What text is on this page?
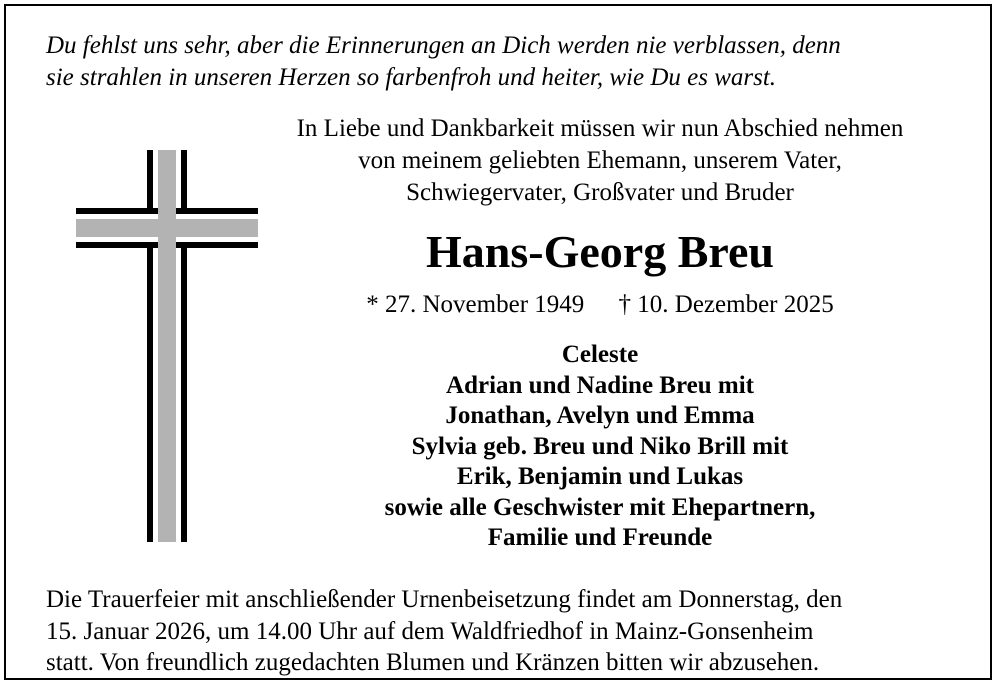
Du fehlst uns sehr, aber die Erinnerungen an Dich werden nie verblassen, denn
sie strahlen in unseren Herzen so farbenfroh und heiter, wie Du es warst.
In Liebe und Dankbarkeit müssen wir nun Abschied nehmen
von meinem geliebten Ehemann, unserem Vater,
Schwiegervater, Großvater und Bruder
Hans-Georg Breu
* 27. November 1949 † 10. Dezember 2025
Celeste
Adrian und Nadine Breu mit
Jonathan, Avelyn und Emma
Sylvia geb. Breu und Niko Brill mit
Erik, Benjamin und Lukas
sowie alle Geschwister mit Ehepartnern,
Familie und Freunde
Die Trauerfeier mit anschließender Urnenbeisetzung findet am Donnerstag, den
15. Januar 2026, um 14.00 Uhr auf dem Waldfriedhof in Mainz-Gonsenheim
statt. Von freundlich zugedachten Blumen und Kränzen bitten wir abzusehen.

Exercise details => Each entry above should be reproduced exactly, with the pictures removed.

Correct answer =>
What text is on this page?
Du fehlst uns sehr, aber die Erinnerungen an Dich werden nie verblassen, denn
sie strahlen in unseren Herzen so farbenfroh und heiter, wie Du es warst.
In Liebe und Dankbarkeit müssen wir nun Abschied nehmen
von meinem geliebten Ehemann, unserem Vater,
Schwiegervater, Großvater und Bruder
Hans-Georg Breu
* 27. November 1949 † 10. Dezember 2025
Celeste
Adrian und Nadine Breu mit
Jonathan, Avelyn und Emma
Sylvia geb. Breu und Niko Brill mit
Erik, Benjamin und Lukas
sowie alle Geschwister mit Ehepartnern,
Familie und Freunde
Die Trauerfeier mit anschließender Urnenbeisetzung findet am Donnerstag, den
15. Januar 2026, um 14.00 Uhr auf dem Waldfriedhof in Mainz-Gonsenheim
statt. Von freundlich zugedachten Blumen und Kränzen bitten wir abzusehen.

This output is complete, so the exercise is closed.